- **Task requirements**
The records below are to be copied word for word, with every picture left out.

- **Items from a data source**
--- --- ---

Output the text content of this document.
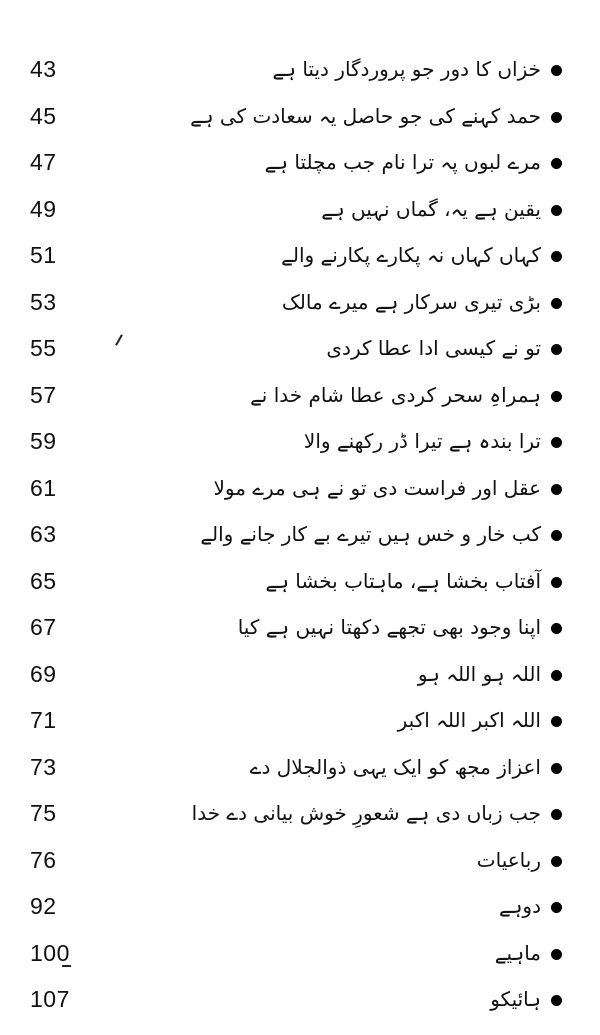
43	خزاں کا دور جو پروردگار دیتا ہے
45	حمد کہنے کی جو حاصل یہ سعادت کی ہے
47	مرے لبوں پہ ترا نام جب مچلتا ہے
49	یقین ہے یہ، گماں نہیں ہے
51	کہاں کہاں نہ پکارے پکارنے والے
53	بڑی تیری سرکار ہے میرے مالک
55	تو نے کیسی ادا عطا کردی
57	ہمراہِ سحر کردی عطا شام خدا نے
59	ترا بندہ ہے تیرا ڈر رکھنے والا
61	عقل اور فراست دی تو نے ہی مرے مولا
63	کب خار و خس ہیں تیرے بے کار جانے والے
65	آفتاب بخشا ہے، ماہتاب بخشا ہے
67	اپنا وجود بھی تجھے دکھتا نہیں ہے کیا
69	اللہ ہو اللہ ہو
71	اللہ اکبر اللہ اکبر
73	اعزاز مجھ کو ایک یہی ذوالجلال دے
75	جب زباں دی ہے شعورِ خوش بیانی دے خدا
76	رباعیات
92	دوہے
100	ماہیے
107	ہائیکو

--- --- ---

- **Finished answer**
Output the text content of this document.
43	خزاں کا دور جو پروردگار دیتا ہے
45	حمد کہنے کی جو حاصل یہ سعادت کی ہے
47	مرے لبوں پہ ترا نام جب مچلتا ہے
49	یقین ہے یہ، گماں نہیں ہے
51	کہاں کہاں نہ پکارے پکارنے والے
53	بڑی تیری سرکار ہے میرے مالک
55	تو نے کیسی ادا عطا کردی
57	ہمراہِ سحر کردی عطا شام خدا نے
59	ترا بندہ ہے تیرا ڈر رکھنے والا
61	عقل اور فراست دی تو نے ہی مرے مولا
63	کب خار و خس ہیں تیرے بے کار جانے والے
65	آفتاب بخشا ہے، ماہتاب بخشا ہے
67	اپنا وجود بھی تجھے دکھتا نہیں ہے کیا
69	اللہ ہو اللہ ہو
71	اللہ اکبر اللہ اکبر
73	اعزاز مجھ کو ایک یہی ذوالجلال دے
75	جب زباں دی ہے شعورِ خوش بیانی دے خدا
76	رباعیات
92	دوہے
100	ماہیے
107	ہائیکو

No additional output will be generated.